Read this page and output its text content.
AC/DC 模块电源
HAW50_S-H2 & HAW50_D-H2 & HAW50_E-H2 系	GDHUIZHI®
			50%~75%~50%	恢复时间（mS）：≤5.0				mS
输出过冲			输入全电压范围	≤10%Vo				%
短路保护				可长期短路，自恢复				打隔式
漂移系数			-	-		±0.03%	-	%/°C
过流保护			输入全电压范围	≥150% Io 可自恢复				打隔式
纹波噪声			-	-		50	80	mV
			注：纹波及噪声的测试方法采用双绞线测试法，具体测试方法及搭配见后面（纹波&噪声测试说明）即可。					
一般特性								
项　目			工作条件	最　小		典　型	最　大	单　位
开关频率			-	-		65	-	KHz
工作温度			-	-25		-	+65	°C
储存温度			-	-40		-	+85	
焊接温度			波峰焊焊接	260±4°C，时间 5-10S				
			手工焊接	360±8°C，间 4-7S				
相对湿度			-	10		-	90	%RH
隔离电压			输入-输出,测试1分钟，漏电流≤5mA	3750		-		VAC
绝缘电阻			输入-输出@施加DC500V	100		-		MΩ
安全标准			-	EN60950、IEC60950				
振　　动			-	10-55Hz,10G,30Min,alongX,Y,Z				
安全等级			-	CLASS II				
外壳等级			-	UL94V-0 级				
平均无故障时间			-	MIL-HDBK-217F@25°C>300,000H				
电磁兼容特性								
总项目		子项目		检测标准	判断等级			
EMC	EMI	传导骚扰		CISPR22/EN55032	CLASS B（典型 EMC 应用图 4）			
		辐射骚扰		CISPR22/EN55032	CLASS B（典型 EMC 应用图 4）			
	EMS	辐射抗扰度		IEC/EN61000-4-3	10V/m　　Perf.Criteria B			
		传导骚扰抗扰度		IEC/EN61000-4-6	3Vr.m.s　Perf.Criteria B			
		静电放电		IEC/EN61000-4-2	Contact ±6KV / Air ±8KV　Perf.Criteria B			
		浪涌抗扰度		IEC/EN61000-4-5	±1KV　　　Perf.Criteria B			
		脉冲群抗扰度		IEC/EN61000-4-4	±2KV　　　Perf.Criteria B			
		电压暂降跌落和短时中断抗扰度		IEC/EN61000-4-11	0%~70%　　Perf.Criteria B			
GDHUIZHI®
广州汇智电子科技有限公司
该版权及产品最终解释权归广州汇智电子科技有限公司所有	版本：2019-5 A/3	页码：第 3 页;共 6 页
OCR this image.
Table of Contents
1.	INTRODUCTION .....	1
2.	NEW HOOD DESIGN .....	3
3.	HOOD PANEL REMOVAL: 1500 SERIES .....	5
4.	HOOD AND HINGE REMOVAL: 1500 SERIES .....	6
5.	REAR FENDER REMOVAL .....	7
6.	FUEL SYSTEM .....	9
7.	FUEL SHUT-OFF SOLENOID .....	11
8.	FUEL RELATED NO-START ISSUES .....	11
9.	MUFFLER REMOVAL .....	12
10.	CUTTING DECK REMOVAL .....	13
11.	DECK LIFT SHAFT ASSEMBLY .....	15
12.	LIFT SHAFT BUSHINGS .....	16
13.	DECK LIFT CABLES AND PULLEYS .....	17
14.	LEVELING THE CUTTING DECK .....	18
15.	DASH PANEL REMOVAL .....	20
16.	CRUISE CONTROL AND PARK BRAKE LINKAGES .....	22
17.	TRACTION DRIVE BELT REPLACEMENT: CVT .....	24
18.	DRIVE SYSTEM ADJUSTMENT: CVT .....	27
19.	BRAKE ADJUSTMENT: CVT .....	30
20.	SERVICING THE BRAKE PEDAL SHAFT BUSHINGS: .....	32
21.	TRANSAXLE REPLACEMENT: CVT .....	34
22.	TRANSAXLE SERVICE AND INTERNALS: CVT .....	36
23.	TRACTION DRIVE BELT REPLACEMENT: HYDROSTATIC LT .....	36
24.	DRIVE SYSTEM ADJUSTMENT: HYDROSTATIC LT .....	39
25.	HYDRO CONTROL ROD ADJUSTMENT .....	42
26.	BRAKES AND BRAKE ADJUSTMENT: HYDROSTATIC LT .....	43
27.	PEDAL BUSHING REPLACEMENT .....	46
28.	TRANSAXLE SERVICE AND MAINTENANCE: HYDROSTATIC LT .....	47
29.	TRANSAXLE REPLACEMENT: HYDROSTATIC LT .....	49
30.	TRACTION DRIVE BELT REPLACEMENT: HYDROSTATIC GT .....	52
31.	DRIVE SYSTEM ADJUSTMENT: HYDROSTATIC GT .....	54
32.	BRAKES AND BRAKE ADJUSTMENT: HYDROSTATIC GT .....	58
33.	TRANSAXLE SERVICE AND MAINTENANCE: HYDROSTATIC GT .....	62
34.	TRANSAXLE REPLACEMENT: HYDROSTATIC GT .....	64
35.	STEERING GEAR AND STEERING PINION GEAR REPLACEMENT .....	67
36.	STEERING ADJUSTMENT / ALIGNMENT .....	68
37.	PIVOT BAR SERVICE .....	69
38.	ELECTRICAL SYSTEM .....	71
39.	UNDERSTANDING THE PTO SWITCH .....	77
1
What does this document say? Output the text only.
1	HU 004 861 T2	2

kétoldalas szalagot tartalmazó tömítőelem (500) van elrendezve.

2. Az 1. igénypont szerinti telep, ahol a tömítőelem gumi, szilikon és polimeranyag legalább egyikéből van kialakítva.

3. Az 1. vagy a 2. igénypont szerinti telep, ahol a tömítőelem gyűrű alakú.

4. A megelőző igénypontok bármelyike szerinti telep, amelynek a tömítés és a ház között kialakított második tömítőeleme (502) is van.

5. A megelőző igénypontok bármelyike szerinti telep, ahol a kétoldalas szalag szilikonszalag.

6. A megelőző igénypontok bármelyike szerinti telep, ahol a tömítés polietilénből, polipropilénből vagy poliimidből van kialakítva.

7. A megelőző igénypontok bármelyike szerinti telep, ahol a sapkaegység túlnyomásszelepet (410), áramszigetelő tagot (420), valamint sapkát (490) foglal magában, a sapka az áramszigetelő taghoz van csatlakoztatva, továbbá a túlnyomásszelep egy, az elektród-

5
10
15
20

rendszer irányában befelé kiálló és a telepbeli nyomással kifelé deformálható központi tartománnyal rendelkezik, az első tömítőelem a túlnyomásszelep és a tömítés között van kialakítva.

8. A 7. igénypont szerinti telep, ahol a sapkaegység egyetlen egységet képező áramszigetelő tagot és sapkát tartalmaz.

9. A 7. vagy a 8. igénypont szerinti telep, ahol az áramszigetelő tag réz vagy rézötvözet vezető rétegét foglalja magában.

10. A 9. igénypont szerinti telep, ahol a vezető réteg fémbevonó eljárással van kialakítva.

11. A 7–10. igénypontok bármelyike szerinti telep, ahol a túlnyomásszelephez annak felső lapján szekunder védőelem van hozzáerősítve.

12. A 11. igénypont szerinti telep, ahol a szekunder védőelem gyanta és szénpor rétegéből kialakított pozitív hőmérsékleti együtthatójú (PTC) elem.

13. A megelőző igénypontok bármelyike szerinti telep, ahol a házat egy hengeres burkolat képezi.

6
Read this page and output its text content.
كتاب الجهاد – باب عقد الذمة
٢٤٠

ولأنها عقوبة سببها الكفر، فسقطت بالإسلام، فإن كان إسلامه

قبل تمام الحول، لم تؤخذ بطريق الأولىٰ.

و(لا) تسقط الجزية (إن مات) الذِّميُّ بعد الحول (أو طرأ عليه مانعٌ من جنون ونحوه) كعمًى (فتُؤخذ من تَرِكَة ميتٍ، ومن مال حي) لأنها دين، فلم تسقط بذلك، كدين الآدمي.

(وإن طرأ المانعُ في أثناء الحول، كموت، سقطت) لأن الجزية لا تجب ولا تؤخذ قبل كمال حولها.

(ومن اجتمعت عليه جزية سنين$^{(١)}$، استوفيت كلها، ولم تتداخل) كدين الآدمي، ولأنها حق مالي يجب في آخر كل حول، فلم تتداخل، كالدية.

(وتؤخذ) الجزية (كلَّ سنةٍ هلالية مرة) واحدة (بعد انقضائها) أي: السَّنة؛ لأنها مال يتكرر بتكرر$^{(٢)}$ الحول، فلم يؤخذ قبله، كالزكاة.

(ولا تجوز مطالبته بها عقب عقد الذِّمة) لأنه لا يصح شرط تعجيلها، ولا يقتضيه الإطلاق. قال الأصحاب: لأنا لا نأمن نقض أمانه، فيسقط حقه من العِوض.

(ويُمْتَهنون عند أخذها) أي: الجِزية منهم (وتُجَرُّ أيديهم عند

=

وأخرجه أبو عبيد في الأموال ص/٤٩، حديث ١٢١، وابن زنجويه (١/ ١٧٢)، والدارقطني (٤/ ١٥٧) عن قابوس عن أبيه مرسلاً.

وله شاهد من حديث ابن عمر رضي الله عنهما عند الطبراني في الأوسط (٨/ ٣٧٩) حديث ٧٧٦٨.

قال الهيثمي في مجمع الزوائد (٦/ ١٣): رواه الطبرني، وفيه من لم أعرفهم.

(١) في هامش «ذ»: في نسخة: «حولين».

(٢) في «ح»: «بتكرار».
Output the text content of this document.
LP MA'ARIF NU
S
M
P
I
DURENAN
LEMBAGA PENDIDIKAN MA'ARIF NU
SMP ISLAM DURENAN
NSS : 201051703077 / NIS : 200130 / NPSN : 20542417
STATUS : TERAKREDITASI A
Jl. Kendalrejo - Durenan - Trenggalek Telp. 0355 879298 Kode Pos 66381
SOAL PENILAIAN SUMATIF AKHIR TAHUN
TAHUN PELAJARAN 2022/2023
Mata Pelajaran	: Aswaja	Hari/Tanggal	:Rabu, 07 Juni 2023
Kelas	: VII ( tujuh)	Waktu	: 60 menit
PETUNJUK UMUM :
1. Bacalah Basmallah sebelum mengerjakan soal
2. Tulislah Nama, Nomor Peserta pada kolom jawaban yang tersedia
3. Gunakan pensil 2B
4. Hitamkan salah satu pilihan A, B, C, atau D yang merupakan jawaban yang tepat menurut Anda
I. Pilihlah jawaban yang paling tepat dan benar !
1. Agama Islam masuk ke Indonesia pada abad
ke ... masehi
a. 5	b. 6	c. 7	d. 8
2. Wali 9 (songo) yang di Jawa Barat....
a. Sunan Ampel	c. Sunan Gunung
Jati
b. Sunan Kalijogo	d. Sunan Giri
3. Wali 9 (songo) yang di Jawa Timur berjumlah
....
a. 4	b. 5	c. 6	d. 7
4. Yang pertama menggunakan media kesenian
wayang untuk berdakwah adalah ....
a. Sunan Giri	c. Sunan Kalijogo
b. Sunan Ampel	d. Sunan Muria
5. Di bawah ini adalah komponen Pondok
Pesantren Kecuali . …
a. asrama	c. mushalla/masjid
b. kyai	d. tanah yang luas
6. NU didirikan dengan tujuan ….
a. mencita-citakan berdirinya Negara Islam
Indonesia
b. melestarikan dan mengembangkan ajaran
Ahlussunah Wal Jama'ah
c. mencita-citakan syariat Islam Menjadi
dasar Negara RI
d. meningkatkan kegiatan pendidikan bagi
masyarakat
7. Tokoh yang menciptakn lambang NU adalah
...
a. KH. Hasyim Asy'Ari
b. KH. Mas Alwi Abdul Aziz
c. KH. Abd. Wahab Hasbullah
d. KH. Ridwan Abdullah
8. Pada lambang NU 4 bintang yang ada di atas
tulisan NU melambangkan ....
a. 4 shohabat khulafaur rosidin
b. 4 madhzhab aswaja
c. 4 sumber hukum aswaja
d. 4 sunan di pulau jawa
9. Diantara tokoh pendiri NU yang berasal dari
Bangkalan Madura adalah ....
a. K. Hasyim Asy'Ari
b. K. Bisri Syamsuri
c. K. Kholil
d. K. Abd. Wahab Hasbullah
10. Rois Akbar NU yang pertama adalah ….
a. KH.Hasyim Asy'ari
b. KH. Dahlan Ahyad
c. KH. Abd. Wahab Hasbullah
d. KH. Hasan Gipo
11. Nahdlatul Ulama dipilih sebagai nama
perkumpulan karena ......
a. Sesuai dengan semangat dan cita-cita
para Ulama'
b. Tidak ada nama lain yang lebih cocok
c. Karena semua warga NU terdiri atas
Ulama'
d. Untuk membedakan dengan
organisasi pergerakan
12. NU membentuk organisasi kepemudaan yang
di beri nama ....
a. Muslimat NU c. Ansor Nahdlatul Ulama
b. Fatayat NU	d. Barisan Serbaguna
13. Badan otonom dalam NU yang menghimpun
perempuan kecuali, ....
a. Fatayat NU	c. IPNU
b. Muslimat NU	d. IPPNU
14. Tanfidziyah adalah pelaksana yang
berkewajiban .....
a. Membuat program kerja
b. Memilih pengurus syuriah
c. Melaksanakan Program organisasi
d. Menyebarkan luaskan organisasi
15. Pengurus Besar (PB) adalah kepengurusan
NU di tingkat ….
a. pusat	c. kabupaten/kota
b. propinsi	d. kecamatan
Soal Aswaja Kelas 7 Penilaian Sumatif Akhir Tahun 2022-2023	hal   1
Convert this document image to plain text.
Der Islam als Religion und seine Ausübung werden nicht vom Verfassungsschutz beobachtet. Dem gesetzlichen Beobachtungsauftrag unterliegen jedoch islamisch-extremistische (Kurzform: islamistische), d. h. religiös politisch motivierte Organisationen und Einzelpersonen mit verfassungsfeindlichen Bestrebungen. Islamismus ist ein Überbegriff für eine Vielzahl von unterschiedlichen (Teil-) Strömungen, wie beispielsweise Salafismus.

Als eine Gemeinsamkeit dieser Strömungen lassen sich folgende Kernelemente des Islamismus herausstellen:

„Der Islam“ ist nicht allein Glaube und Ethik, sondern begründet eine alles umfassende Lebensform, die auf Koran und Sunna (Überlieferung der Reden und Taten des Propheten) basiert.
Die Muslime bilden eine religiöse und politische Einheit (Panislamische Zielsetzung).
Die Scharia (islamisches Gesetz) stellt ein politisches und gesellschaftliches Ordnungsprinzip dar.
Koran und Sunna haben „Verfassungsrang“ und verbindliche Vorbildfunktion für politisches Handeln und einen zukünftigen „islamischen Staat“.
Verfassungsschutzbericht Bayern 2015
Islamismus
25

• STATED TASK:
Return each line in the records that holds the string "jawaban".

• IN RESPONSE:
2. Tulislah Nama, Nomor Peserta pada kolom jawaban yang tersedia
4. Hitamkan salah satu pilihan A, B, C, atau D yang merupakan jawaban yang tepat menurut Anda
I. Pilihlah jawaban yang paling tepat dan benar !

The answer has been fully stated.